═══ Material provided
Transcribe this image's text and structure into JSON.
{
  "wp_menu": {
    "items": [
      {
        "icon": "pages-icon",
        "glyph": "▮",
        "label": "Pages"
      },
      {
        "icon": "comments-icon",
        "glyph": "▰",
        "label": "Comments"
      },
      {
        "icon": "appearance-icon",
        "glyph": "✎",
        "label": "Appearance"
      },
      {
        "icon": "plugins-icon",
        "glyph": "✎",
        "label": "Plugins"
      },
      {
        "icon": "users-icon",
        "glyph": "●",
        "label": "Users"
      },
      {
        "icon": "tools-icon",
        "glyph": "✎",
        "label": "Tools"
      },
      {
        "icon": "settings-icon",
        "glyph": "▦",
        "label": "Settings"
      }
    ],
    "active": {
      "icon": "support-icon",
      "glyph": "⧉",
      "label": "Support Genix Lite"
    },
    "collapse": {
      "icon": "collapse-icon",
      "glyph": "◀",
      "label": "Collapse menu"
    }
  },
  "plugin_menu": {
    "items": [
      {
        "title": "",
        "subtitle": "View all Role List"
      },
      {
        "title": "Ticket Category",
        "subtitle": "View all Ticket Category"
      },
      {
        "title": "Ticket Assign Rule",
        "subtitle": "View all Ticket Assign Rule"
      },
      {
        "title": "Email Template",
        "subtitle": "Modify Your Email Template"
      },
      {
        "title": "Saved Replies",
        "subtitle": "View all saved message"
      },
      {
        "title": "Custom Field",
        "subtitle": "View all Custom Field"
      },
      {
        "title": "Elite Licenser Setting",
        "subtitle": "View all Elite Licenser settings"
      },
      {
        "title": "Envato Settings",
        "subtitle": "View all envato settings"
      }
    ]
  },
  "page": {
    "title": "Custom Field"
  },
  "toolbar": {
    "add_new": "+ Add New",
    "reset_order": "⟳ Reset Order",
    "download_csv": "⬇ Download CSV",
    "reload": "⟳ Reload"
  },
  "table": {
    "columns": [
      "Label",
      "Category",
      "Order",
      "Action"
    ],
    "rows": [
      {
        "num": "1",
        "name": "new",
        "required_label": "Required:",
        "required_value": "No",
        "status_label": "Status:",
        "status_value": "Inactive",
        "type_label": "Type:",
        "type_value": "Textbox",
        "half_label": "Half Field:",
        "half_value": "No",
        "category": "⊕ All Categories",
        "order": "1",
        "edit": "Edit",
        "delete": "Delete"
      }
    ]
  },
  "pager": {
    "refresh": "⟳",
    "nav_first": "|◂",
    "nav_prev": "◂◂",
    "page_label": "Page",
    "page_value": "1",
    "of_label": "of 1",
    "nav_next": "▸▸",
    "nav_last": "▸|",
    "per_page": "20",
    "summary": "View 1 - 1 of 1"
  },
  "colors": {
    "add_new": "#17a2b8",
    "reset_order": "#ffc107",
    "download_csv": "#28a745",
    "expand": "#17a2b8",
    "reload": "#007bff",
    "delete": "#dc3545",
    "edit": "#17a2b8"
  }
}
══════
▶ [What the task requires] From the records above, extract every entry exactly as given.

▶ [Full output]
Transcribe this image's text and structure into JSON.
{
  "wp_menu": {
    "items": [
      {
        "icon": "pages-icon",
        "glyph": "▮",
        "label": "Pages"
      },
      {
        "icon": "comments-icon",
        "glyph": "▰",
        "label": "Comments"
      },
      {
        "icon": "appearance-icon",
        "glyph": "✎",
        "label": "Appearance"
      },
      {
        "icon": "plugins-icon",
        "glyph": "✎",
        "label": "Plugins"
      },
      {
        "icon": "users-icon",
        "glyph": "●",
        "label": "Users"
      },
      {
        "icon": "tools-icon",
        "glyph": "✎",
        "label": "Tools"
      },
      {
        "icon": "settings-icon",
        "glyph": "▦",
        "label": "Settings"
      }
    ],
    "active": {
      "icon": "support-icon",
      "glyph": "⧉",
      "label": "Support Genix Lite"
    },
    "collapse": {
      "icon": "collapse-icon",
      "glyph": "◀",
      "label": "Collapse menu"
    }
  },
  "plugin_menu": {
    "items": [
      {
        "title": "",
        "subtitle": "View all Role List"
      },
      {
        "title": "Ticket Category",
        "subtitle": "View all Ticket Category"
      },
      {
        "title": "Ticket Assign Rule",
        "subtitle": "View all Ticket Assign Rule"
      },
      {
        "title": "Email Template",
        "subtitle": "Modify Your Email Template"
      },
      {
        "title": "Saved Replies",
        "subtitle": "View all saved message"
      },
      {
        "title": "Custom Field",
        "subtitle": "View all Custom Field"
      },
      {
        "title": "Elite Licenser Setting",
        "subtitle": "View all Elite Licenser settings"
      },
      {
        "title": "Envato Settings",
        "subtitle": "View all envato settings"
      }
    ]
  },
  "page": {
    "title": "Custom Field"
  },
  "toolbar": {
    "add_new": "+ Add New",
    "reset_order": "⟳ Reset Order",
    "download_csv": "⬇ Download CSV",
    "reload": "⟳ Reload"
  },
  "table": {
    "columns": [
      "Label",
      "Category",
      "Order",
      "Action"
    ],
    "rows": [
      {
        "num": "1",
        "name": "new",
        "required_label": "Required:",
        "required_value": "No",
        "status_label": "Status:",
        "status_value": "Inactive",
        "type_label": "Type:",
        "type_value": "Textbox",
        "half_label": "Half Field:",
        "half_value": "No",
        "category": "⊕ All Categories",
        "order": "1",
        "edit": "Edit",
        "delete": "Delete"
      }
    ]
  },
  "pager": {
    "refresh": "⟳",
    "nav_first": "|◂",
    "nav_prev": "◂◂",
    "page_label": "Page",
    "page_value": "1",
    "of_label": "of 1",
    "nav_next": "▸▸",
    "nav_last": "▸|",
    "per_page": "20",
    "summary": "View 1 - 1 of 1"
  },
  "colors": {
    "add_new": "#17a2b8",
    "reset_order": "#ffc107",
    "download_csv": "#28a745",
    "expand": "#17a2b8",
    "reload": "#007bff",
    "delete": "#dc3545",
    "edit": "#17a2b8"
  }
}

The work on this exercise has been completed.